Write the next part of the passage below about stereographs of Mount Auburn Cemetery, picking up after its last sentence.

Document extract>
"""

Verso of two stereoviews.

In a series of articles on photography for the Atlantic Monthly, Olivier Wendell Holmes enthused that the effect of the stereoscope “is so heightened as to produce an appearance of reality which cheats the senses with its seeming truth.”[1] Photographers learned that composing stereo images with a variation of distance among objects produced an even greater three-dimensional effect by simulating the relative spatial distance of figures to one another. Viewers also experienced photographic compositions with distinct foreground and background areas as layered planes. In one Mount Auburn stereograph, tombs and memorials emerge in an almost tangible relief form against the backdrop of Washington Tower perched on the Cemetery’s highest summit. In a view of Auburn Lake, trees in the foreground give the illusion of being surrounded by space, and the eye is drawn to the second basin of the lake receding into the background.

"""

Dataset entries>

"""

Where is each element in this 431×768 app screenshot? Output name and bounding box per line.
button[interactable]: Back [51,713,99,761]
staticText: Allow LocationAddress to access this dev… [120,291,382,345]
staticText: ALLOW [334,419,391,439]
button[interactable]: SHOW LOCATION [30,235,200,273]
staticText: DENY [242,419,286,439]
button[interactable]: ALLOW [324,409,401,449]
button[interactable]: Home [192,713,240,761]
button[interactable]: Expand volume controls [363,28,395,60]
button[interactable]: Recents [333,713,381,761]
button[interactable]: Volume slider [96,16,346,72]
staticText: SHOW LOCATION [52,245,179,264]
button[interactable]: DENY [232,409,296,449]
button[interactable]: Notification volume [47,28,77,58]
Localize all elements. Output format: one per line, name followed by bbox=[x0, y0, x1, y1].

"""
"""

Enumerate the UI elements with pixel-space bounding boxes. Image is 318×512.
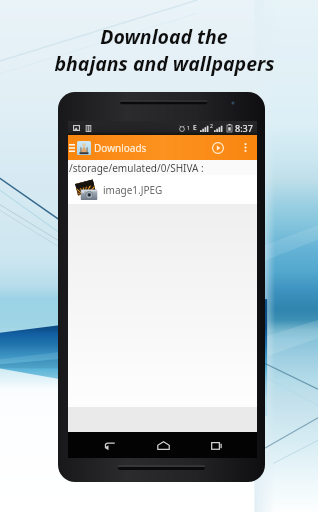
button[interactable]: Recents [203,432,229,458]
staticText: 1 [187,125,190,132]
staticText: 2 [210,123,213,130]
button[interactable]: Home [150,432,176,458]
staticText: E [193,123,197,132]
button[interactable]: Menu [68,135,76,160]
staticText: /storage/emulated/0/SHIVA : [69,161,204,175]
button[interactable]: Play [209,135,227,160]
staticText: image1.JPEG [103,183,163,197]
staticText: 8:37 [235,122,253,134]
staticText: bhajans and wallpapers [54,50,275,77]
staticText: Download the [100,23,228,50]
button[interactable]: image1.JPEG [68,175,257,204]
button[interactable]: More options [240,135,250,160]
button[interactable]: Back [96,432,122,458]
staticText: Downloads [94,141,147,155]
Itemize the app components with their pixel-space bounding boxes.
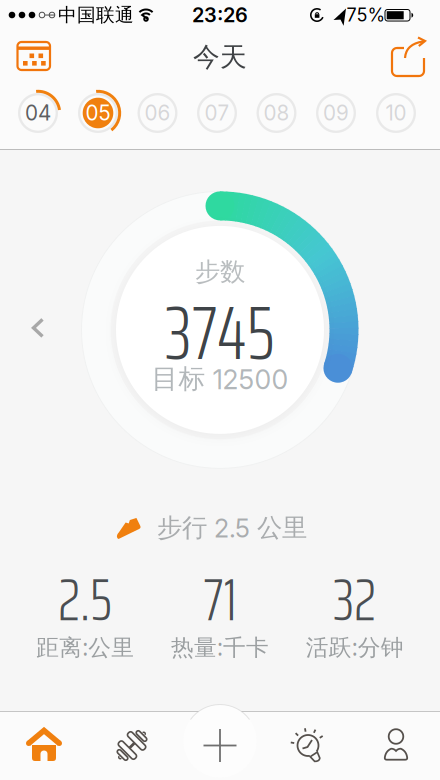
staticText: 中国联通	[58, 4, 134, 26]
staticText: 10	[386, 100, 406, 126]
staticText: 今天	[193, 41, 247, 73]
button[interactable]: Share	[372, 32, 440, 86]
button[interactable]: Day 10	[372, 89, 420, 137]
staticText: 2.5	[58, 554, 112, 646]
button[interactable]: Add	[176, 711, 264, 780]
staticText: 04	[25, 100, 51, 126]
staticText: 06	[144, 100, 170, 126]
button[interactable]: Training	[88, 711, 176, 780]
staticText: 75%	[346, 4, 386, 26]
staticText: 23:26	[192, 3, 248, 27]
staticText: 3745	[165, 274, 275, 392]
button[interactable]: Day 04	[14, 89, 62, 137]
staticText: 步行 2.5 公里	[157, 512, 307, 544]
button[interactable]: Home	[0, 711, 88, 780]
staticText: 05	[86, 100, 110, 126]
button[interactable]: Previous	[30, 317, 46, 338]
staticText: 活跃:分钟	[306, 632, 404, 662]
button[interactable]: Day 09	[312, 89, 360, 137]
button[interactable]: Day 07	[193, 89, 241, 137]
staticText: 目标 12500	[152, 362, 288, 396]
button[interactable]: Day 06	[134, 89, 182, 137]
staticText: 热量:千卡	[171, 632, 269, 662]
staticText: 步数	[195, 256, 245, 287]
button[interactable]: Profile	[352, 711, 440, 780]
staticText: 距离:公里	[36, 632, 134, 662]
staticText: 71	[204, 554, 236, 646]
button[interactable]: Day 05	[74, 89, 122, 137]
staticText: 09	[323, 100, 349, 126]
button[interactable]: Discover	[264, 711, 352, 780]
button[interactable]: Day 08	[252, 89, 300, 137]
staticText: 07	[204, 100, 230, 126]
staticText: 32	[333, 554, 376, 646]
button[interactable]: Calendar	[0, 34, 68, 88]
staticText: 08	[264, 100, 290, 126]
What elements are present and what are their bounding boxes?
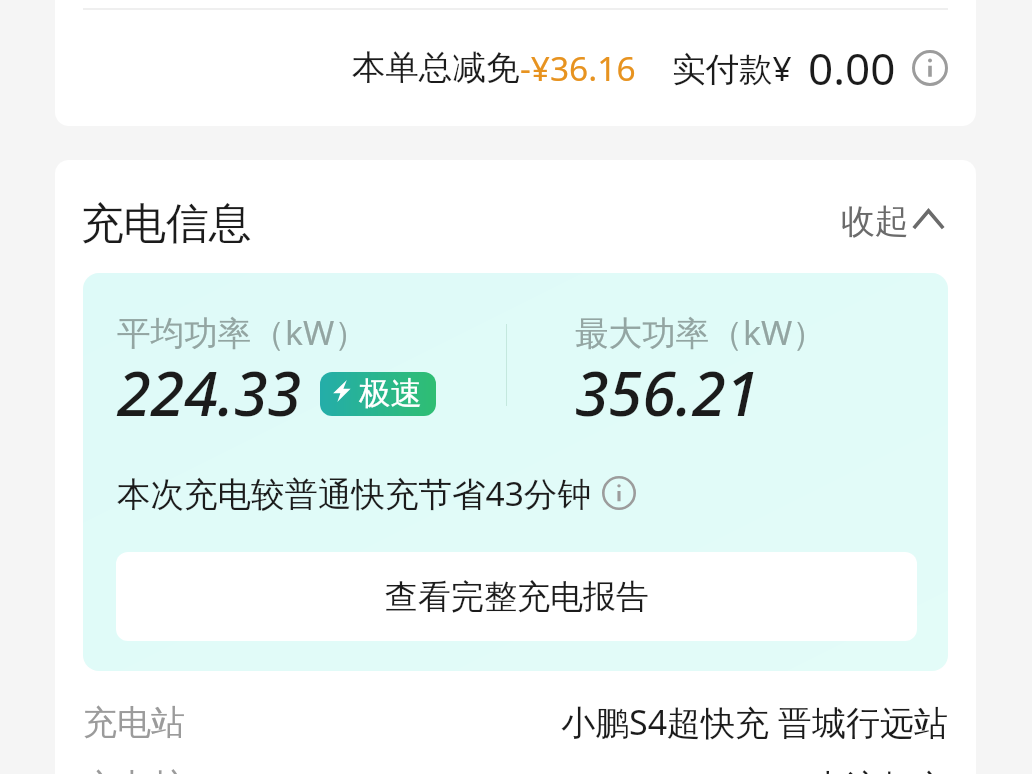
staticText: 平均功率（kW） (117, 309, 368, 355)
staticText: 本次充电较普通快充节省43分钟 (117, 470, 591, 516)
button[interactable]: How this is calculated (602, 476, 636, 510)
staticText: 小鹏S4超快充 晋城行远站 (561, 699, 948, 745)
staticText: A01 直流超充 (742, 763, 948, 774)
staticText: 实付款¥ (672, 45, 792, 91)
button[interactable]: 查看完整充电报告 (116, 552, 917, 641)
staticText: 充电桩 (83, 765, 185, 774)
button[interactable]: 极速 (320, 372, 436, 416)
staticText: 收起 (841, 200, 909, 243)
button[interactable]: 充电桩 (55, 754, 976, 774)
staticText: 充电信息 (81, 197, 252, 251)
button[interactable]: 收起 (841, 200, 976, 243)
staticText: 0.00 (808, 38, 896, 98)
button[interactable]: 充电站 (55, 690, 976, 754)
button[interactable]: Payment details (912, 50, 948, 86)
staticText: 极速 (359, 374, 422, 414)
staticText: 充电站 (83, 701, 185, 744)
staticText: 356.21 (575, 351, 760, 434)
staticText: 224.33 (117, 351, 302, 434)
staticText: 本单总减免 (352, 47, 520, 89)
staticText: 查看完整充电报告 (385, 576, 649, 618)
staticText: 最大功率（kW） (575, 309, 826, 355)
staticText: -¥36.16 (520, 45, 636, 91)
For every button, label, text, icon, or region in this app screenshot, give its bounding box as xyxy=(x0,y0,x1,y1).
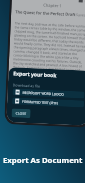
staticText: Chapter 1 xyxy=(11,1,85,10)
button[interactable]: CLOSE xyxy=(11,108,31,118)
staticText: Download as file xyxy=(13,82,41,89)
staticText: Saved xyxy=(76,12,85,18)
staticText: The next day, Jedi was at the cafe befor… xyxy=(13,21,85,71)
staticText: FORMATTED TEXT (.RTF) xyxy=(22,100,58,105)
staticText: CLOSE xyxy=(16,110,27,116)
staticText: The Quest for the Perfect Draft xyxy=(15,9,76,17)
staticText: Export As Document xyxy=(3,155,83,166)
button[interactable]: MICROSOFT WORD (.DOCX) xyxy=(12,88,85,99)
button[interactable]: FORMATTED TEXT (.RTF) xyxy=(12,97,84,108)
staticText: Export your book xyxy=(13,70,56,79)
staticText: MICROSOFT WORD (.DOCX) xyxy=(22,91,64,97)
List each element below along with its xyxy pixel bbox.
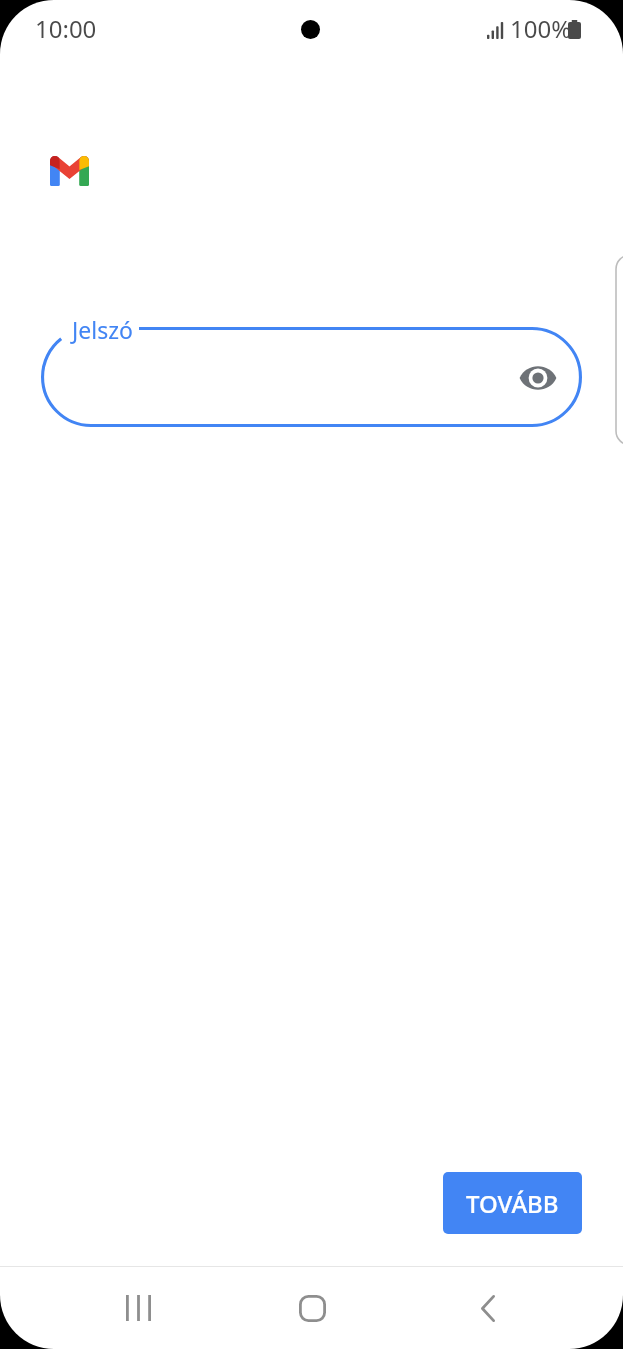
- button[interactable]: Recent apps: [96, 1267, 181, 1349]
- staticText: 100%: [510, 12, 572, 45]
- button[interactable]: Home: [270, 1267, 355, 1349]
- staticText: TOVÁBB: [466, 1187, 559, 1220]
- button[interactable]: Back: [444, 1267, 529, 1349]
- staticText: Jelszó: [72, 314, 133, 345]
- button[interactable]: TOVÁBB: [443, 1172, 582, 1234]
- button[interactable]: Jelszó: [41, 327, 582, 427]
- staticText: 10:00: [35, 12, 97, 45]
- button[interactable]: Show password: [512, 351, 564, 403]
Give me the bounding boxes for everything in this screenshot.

"""
"""

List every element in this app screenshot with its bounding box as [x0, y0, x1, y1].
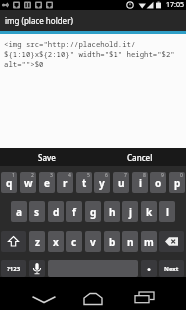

"""

Answer to this problem>
View towards Washington Tower. Auburn Lake.

Other stereographs of the Cemetery allow us to experience a kind of virtual reality of people in the landscape a century and a half ago—such as a group gathered around the Harnden monument or a soldier standing in front of the Sphinx. In a stereograph of Asa Gray Garden, two women with parasols take a stroll as a nearby gardener tends to the lawn. Bigelow Chapel appears like an apparition above the trees in the distance.

Harnden Monument. Sphinx and soldier. Asa Gray Garden
 

Mount Auburn’s collection also provides three-dimensional evidence of characteristics of the landscape that have altered over time: the dirt road of Mount Auburn Street in front of the Egyptian Gateway entrance or the view from Washington Tower that shows the beginnings of development along the Charles River. The stereograph of the Thatcher Magoun monument reveals the original details of the face and hand of the poignant mourning figure that have since eroded.

Stereoview of marble pedestal monument with kneeling woman and child, side view.
Entrance Gateway. View of Charles River from Washington Tower. Magoun Monument.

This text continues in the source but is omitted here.